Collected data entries

"""

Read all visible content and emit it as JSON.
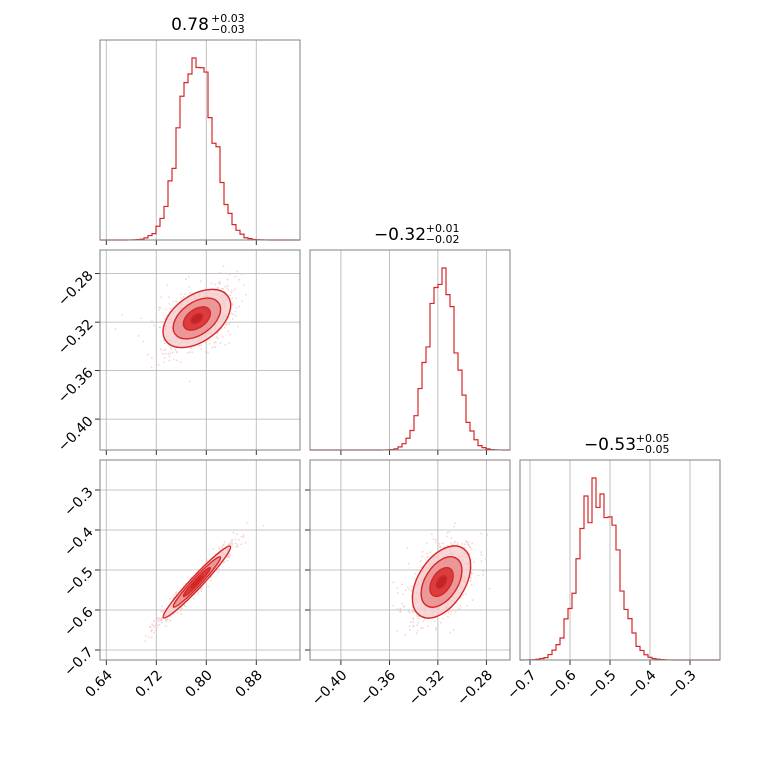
{
  "chart_data": {
    "type": "corner",
    "colors": {
      "main": "#d62728",
      "fill_light": "#f4c9ca",
      "fill_mid": "#e8888a",
      "fill_dark": "#d62728",
      "grid": "#b0b0b0",
      "frame": "#808080"
    },
    "grid": true,
    "parameters": [
      {
        "median": "0.78",
        "plus": "+0.03",
        "minus": "−0.03",
        "ticks": [
          0.64,
          0.72,
          0.8,
          0.88
        ],
        "tick_labels": [
          "0.64",
          "0.72",
          "0.80",
          "0.88"
        ],
        "range": [
          0.63,
          0.95
        ]
      },
      {
        "median": "−0.32",
        "plus": "+0.01",
        "minus": "−0.02",
        "ticks": [
          -0.4,
          -0.36,
          -0.32,
          -0.28
        ],
        "tick_labels": [
          "−0.40",
          "−0.36",
          "−0.32",
          "−0.28"
        ],
        "range": [
          -0.4255,
          -0.2605
        ]
      },
      {
        "median": "−0.53",
        "plus": "+0.05",
        "minus": "−0.05",
        "ticks": [
          -0.7,
          -0.6,
          -0.5,
          -0.4,
          -0.3
        ],
        "tick_labels": [
          "−0.7",
          "−0.6",
          "−0.5",
          "−0.4",
          "−0.3"
        ],
        "range": [
          -0.725,
          -0.225
        ]
      }
    ],
    "marginals": [
      {
        "mean": 0.785,
        "sd": 0.027,
        "peak_value": 0.8
      },
      {
        "mean": -0.317,
        "sd": 0.012,
        "peak_value": 0.8
      },
      {
        "mean": -0.53,
        "sd": 0.045,
        "peak_value": 0.8
      }
    ],
    "pairs": [
      {
        "row": 1,
        "col": 0,
        "correlation": 0.45
      },
      {
        "row": 2,
        "col": 0,
        "correlation": 0.97
      },
      {
        "row": 2,
        "col": 1,
        "correlation": 0.45
      }
    ]
  }
}
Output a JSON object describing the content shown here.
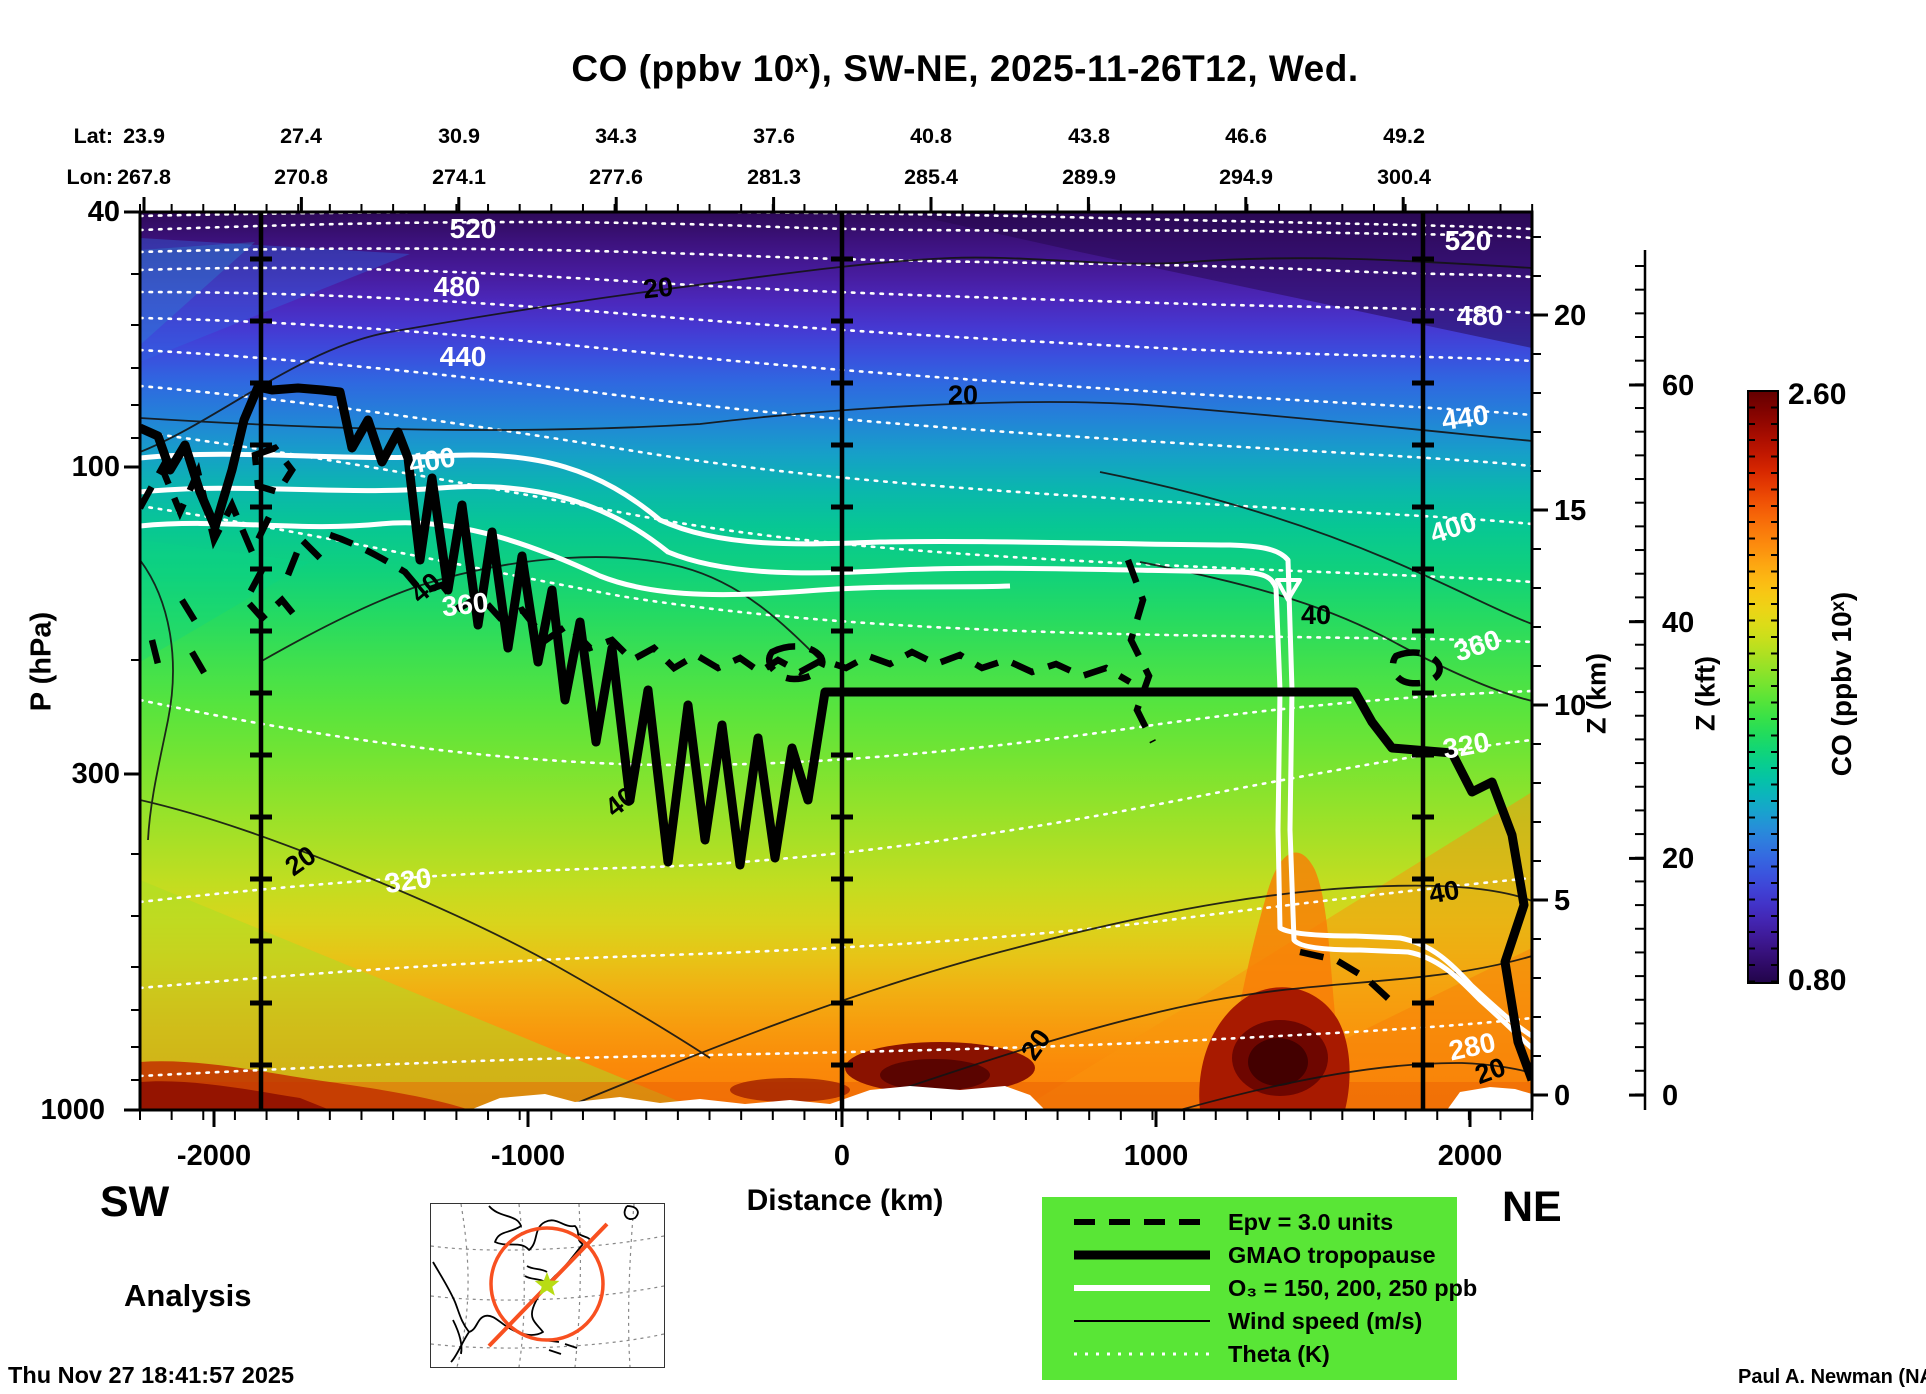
{
  "title": "CO (ppbv 10ˣ), SW-NE, 2025-11-26T12, Wed.",
  "top_axis": {
    "lat_label": "Lat:",
    "lon_label": "Lon:",
    "lat": [
      "23.9",
      "27.4",
      "30.9",
      "34.3",
      "37.6",
      "40.8",
      "43.8",
      "46.6",
      "49.2"
    ],
    "lon": [
      "267.8",
      "270.8",
      "274.1",
      "277.6",
      "281.3",
      "285.4",
      "289.9",
      "294.9",
      "300.4"
    ]
  },
  "y_axis": {
    "label": "P (hPa)",
    "ticks": [
      "40",
      "100",
      "300",
      "1000"
    ]
  },
  "x_axis": {
    "label": "Distance (km)",
    "ticks": [
      "-2000",
      "-1000",
      "0",
      "1000",
      "2000"
    ]
  },
  "z_km_axis": {
    "label": "Z (km)",
    "ticks": [
      "20",
      "15",
      "10",
      "5",
      "0"
    ]
  },
  "z_kft_axis": {
    "label": "Z (kft)",
    "ticks": [
      "60",
      "40",
      "20",
      "0"
    ]
  },
  "colorbar": {
    "label": "CO (ppbv 10ˣ)",
    "max": "2.60",
    "min": "0.80"
  },
  "corners": {
    "sw": "SW",
    "ne": "NE"
  },
  "analysis_label": "Analysis",
  "timestamp": "Thu Nov 27 18:41:57 2025",
  "credit": "Paul A. Newman (NASA",
  "legend": {
    "items": [
      {
        "label": "Epv = 3.0 units"
      },
      {
        "label": "GMAO tropopause"
      },
      {
        "label": "O₃ = 150, 200, 250 ppb"
      },
      {
        "label": "Wind speed (m/s)"
      },
      {
        "label": "Theta (K)"
      }
    ]
  },
  "contour_labels": {
    "theta": [
      {
        "t": "520"
      },
      {
        "t": "480"
      },
      {
        "t": "440"
      },
      {
        "t": "400"
      },
      {
        "t": "360"
      },
      {
        "t": "320"
      },
      {
        "t": "520"
      },
      {
        "t": "480"
      },
      {
        "t": "440"
      },
      {
        "t": "400"
      },
      {
        "t": "360"
      },
      {
        "t": "320"
      },
      {
        "t": "280"
      }
    ],
    "wind": [
      {
        "t": "20"
      },
      {
        "t": "20"
      },
      {
        "t": "20"
      },
      {
        "t": "20"
      },
      {
        "t": "20"
      },
      {
        "t": "40"
      },
      {
        "t": "40"
      },
      {
        "t": "40"
      },
      {
        "t": "40"
      }
    ]
  },
  "chart_data": {
    "type": "heatmap",
    "title": "CO (ppbv 10ˣ), SW-NE, 2025-11-26T12, Wed.",
    "field": "log10 of carbon monoxide mixing ratio (ppbv)",
    "x": {
      "label": "Distance (km)",
      "range": [
        -2240,
        2200
      ],
      "ticks": [
        -2000,
        -1000,
        0,
        1000,
        2000
      ]
    },
    "y": {
      "label": "P (hPa)",
      "scale": "log",
      "range": [
        40,
        1000
      ],
      "ticks": [
        40,
        100,
        300,
        1000
      ]
    },
    "y_right_km": {
      "label": "Z (km)",
      "ticks": [
        20,
        15,
        10,
        5,
        0
      ]
    },
    "y_right_kft": {
      "label": "Z (kft)",
      "ticks": [
        60,
        40,
        20,
        0
      ]
    },
    "colorbar": {
      "label": "CO (ppbv 10ˣ)",
      "min": 0.8,
      "max": 2.6,
      "palette": "dark indigo → purple → blue → cyan → teal → green → yellow-green → yellow → orange → red → dark maroon"
    },
    "cross_section_waypoints": {
      "lat": [
        23.9,
        27.4,
        30.9,
        34.3,
        37.6,
        40.8,
        43.8,
        46.6,
        49.2
      ],
      "lon": [
        267.8,
        270.8,
        274.1,
        277.6,
        281.3,
        285.4,
        289.9,
        294.9,
        300.4
      ]
    },
    "reference_vertical_lines_km": [
      -1850,
      0,
      1850
    ],
    "contour_sets": {
      "theta_K": {
        "style": "white dotted",
        "levels": [
          280,
          300,
          320,
          340,
          360,
          380,
          400,
          420,
          440,
          460,
          480,
          500,
          520,
          540
        ],
        "labeled": [
          280,
          320,
          360,
          400,
          440,
          480,
          520
        ]
      },
      "wind_speed_ms": {
        "style": "thin black",
        "labeled": [
          20,
          40
        ]
      },
      "epv_units": {
        "style": "thick black dashed",
        "level": 3.0
      },
      "o3_ppb": {
        "style": "thick white",
        "levels": [
          150,
          200,
          250
        ]
      },
      "tropopause": {
        "style": "very thick black",
        "name": "GMAO tropopause"
      }
    },
    "approx_vertical_profile_log10_co": [
      {
        "p_hPa": 40,
        "value": 0.95
      },
      {
        "p_hPa": 70,
        "value": 1.15
      },
      {
        "p_hPa": 100,
        "value": 1.45
      },
      {
        "p_hPa": 150,
        "value": 1.62
      },
      {
        "p_hPa": 250,
        "value": 1.8
      },
      {
        "p_hPa": 400,
        "value": 1.95
      },
      {
        "p_hPa": 700,
        "value": 2.15
      },
      {
        "p_hPa": 900,
        "value": 2.3
      },
      {
        "p_hPa": 1000,
        "value": 2.5
      }
    ],
    "features": [
      "tropopause near 100 hPa on SW side, descending in jagged folds mid-section, flat ~230 hPa, dropping to ~700 hPa near NE end",
      "surface CO maxima (≈2.5–2.6, dark maroon) near +1300 km and mid-section near surface",
      "white notches along bottom edge are terrain / below-surface",
      "mode label: Analysis"
    ]
  }
}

"""

Job
From the material above, reproduce everything verbatim except the pictures.

Exercise solution
Read all visible content and emit it as JSON.
{
  "chart_data": {
    "type": "corner",
    "colors": {
      "main": "#d62728",
      "fill_light": "#f4c9ca",
      "fill_mid": "#e8888a",
      "fill_dark": "#d62728",
      "grid": "#b0b0b0",
      "frame": "#808080"
    },
    "grid": true,
    "parameters": [
      {
        "median": "0.78",
        "plus": "+0.03",
        "minus": "−0.03",
        "ticks": [
          0.64,
          0.72,
          0.8,
          0.88
        ],
        "tick_labels": [
          "0.64",
          "0.72",
          "0.80",
          "0.88"
        ],
        "range": [
          0.63,
          0.95
        ]
      },
      {
        "median": "−0.32",
        "plus": "+0.01",
        "minus": "−0.02",
        "ticks": [
          -0.4,
          -0.36,
          -0.32,
          -0.28
        ],
        "tick_labels": [
          "−0.40",
          "−0.36",
          "−0.32",
          "−0.28"
        ],
        "range": [
          -0.4255,
          -0.2605
        ]
      },
      {
        "median": "−0.53",
        "plus": "+0.05",
        "minus": "−0.05",
        "ticks": [
          -0.7,
          -0.6,
          -0.5,
          -0.4,
          -0.3
        ],
        "tick_labels": [
          "−0.7",
          "−0.6",
          "−0.5",
          "−0.4",
          "−0.3"
        ],
        "range": [
          -0.725,
          -0.225
        ]
      }
    ],
    "marginals": [
      {
        "mean": 0.785,
        "sd": 0.027,
        "peak_value": 0.8
      },
      {
        "mean": -0.317,
        "sd": 0.012,
        "peak_value": 0.8
      },
      {
        "mean": -0.53,
        "sd": 0.045,
        "peak_value": 0.8
      }
    ],
    "pairs": [
      {
        "row": 1,
        "col": 0,
        "correlation": 0.45
      },
      {
        "row": 2,
        "col": 0,
        "correlation": 0.97
      },
      {
        "row": 2,
        "col": 1,
        "correlation": 0.45
      }
    ]
  }
}
Output a JSON object describing the content shown here.
{
  "title": "CO (ppbv 10ˣ), SW-NE, 2025-11-26T12, Wed.",
  "top_axis": {
    "lat_label": "Lat:",
    "lon_label": "Lon:",
    "lat": [
      "23.9",
      "27.4",
      "30.9",
      "34.3",
      "37.6",
      "40.8",
      "43.8",
      "46.6",
      "49.2"
    ],
    "lon": [
      "267.8",
      "270.8",
      "274.1",
      "277.6",
      "281.3",
      "285.4",
      "289.9",
      "294.9",
      "300.4"
    ]
  },
  "y_axis": {
    "label": "P (hPa)",
    "ticks": [
      "40",
      "100",
      "300",
      "1000"
    ]
  },
  "x_axis": {
    "label": "Distance (km)",
    "ticks": [
      "-2000",
      "-1000",
      "0",
      "1000",
      "2000"
    ]
  },
  "z_km_axis": {
    "label": "Z (km)",
    "ticks": [
      "20",
      "15",
      "10",
      "5",
      "0"
    ]
  },
  "z_kft_axis": {
    "label": "Z (kft)",
    "ticks": [
      "60",
      "40",
      "20",
      "0"
    ]
  },
  "colorbar": {
    "label": "CO (ppbv 10ˣ)",
    "max": "2.60",
    "min": "0.80"
  },
  "corners": {
    "sw": "SW",
    "ne": "NE"
  },
  "analysis_label": "Analysis",
  "timestamp": "Thu Nov 27 18:41:57 2025",
  "credit": "Paul A. Newman (NASA",
  "legend": {
    "items": [
      {
        "label": "Epv = 3.0 units"
      },
      {
        "label": "GMAO tropopause"
      },
      {
        "label": "O₃ = 150, 200, 250 ppb"
      },
      {
        "label": "Wind speed (m/s)"
      },
      {
        "label": "Theta (K)"
      }
    ]
  },
  "contour_labels": {
    "theta": [
      {
        "t": "520"
      },
      {
        "t": "480"
      },
      {
        "t": "440"
      },
      {
        "t": "400"
      },
      {
        "t": "360"
      },
      {
        "t": "320"
      },
      {
        "t": "520"
      },
      {
        "t": "480"
      },
      {
        "t": "440"
      },
      {
        "t": "400"
      },
      {
        "t": "360"
      },
      {
        "t": "320"
      },
      {
        "t": "280"
      }
    ],
    "wind": [
      {
        "t": "20"
      },
      {
        "t": "20"
      },
      {
        "t": "20"
      },
      {
        "t": "20"
      },
      {
        "t": "20"
      },
      {
        "t": "40"
      },
      {
        "t": "40"
      },
      {
        "t": "40"
      },
      {
        "t": "40"
      }
    ]
  },
  "chart_data": {
    "type": "heatmap",
    "title": "CO (ppbv 10ˣ), SW-NE, 2025-11-26T12, Wed.",
    "field": "log10 of carbon monoxide mixing ratio (ppbv)",
    "x": {
      "label": "Distance (km)",
      "range": [
        -2240,
        2200
      ],
      "ticks": [
        -2000,
        -1000,
        0,
        1000,
        2000
      ]
    },
    "y": {
      "label": "P (hPa)",
      "scale": "log",
      "range": [
        40,
        1000
      ],
      "ticks": [
        40,
        100,
        300,
        1000
      ]
    },
    "y_right_km": {
      "label": "Z (km)",
      "ticks": [
        20,
        15,
        10,
        5,
        0
      ]
    },
    "y_right_kft": {
      "label": "Z (kft)",
      "ticks": [
        60,
        40,
        20,
        0
      ]
    },
    "colorbar": {
      "label": "CO (ppbv 10ˣ)",
      "min": 0.8,
      "max": 2.6,
      "palette": "dark indigo → purple → blue → cyan → teal → green → yellow-green → yellow → orange → red → dark maroon"
    },
    "cross_section_waypoints": {
      "lat": [
        23.9,
        27.4,
        30.9,
        34.3,
        37.6,
        40.8,
        43.8,
        46.6,
        49.2
      ],
      "lon": [
        267.8,
        270.8,
        274.1,
        277.6,
        281.3,
        285.4,
        289.9,
        294.9,
        300.4
      ]
    },
    "reference_vertical_lines_km": [
      -1850,
      0,
      1850
    ],
    "contour_sets": {
      "theta_K": {
        "style": "white dotted",
        "levels": [
          280,
          300,
          320,
          340,
          360,
          380,
          400,
          420,
          440,
          460,
          480,
          500,
          520,
          540
        ],
        "labeled": [
          280,
          320,
          360,
          400,
          440,
          480,
          520
        ]
      },
      "wind_speed_ms": {
        "style": "thin black",
        "labeled": [
          20,
          40
        ]
      },
      "epv_units": {
        "style": "thick black dashed",
        "level": 3.0
      },
      "o3_ppb": {
        "style": "thick white",
        "levels": [
          150,
          200,
          250
        ]
      },
      "tropopause": {
        "style": "very thick black",
        "name": "GMAO tropopause"
      }
    },
    "approx_vertical_profile_log10_co": [
      {
        "p_hPa": 40,
        "value": 0.95
      },
      {
        "p_hPa": 70,
        "value": 1.15
      },
      {
        "p_hPa": 100,
        "value": 1.45
      },
      {
        "p_hPa": 150,
        "value": 1.62
      },
      {
        "p_hPa": 250,
        "value": 1.8
      },
      {
        "p_hPa": 400,
        "value": 1.95
      },
      {
        "p_hPa": 700,
        "value": 2.15
      },
      {
        "p_hPa": 900,
        "value": 2.3
      },
      {
        "p_hPa": 1000,
        "value": 2.5
      }
    ],
    "features": [
      "tropopause near 100 hPa on SW side, descending in jagged folds mid-section, flat ~230 hPa, dropping to ~700 hPa near NE end",
      "surface CO maxima (≈2.5–2.6, dark maroon) near +1300 km and mid-section near surface",
      "white notches along bottom edge are terrain / below-surface",
      "mode label: Analysis"
    ]
  }
}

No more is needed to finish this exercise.